> Task brief:
Find the word "مترو" in the material below and gather every line that contains it.

> Stored data:
⟨

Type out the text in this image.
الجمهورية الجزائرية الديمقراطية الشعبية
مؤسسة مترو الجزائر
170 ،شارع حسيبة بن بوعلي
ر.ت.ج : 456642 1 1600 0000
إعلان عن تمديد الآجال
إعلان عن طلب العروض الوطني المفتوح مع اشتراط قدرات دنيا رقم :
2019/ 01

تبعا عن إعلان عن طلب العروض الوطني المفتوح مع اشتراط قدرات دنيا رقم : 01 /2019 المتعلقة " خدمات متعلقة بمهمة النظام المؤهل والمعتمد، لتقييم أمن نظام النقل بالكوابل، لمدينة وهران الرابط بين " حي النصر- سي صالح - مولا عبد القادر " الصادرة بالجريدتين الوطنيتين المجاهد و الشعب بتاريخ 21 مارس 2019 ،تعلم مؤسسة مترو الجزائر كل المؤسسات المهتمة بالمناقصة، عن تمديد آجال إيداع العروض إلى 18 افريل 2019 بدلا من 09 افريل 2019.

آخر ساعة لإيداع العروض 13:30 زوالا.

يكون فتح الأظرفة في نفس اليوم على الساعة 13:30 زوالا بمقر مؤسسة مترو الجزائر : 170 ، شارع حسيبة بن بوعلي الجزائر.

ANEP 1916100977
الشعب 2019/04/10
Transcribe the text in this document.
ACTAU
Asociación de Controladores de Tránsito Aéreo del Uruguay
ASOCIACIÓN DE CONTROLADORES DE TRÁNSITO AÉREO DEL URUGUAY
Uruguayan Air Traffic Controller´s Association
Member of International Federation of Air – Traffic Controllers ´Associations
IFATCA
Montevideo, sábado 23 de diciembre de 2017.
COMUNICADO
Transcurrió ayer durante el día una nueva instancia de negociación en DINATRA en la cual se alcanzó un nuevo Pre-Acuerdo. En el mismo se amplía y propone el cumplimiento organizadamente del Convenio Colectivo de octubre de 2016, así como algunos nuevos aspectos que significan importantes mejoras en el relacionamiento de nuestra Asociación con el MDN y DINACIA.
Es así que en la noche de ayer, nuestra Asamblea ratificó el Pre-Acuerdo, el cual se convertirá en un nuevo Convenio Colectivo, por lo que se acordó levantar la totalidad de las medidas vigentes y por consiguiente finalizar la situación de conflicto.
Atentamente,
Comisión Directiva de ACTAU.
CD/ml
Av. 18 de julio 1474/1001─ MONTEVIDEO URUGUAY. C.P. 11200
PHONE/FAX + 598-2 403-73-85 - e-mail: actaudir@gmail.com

⟩

> The completed task:
مؤسسة مترو الجزائر
تبعا عن إعلان عن طلب العروض الوطني المفتوح مع اشتراط قدرات دنيا رقم : 01 /2019 المتعلقة " خدمات متعلقة بمهمة النظام المؤهل والمعتمد، لتقييم أمن نظام النقل بالكوابل، لمدينة وهران الرابط بين " حي النصر- سي صالح - مولا عبد القادر " الصادرة بالجريدتين الوطنيتين المجاهد و الشعب بتاريخ 21 مارس 2019 ،تعلم مؤسسة مترو الجزائر كل المؤسسات المهتمة بالمناقصة، عن تمديد آجال إيداع العروض إلى 18 افريل 2019 بدلا من 09 افريل 2019.
يكون فتح الأظرفة في نفس اليوم على الساعة 13:30 زوالا بمقر مؤسسة مترو الجزائر : 170 ، شارع حسيبة بن بوعلي الجزائر.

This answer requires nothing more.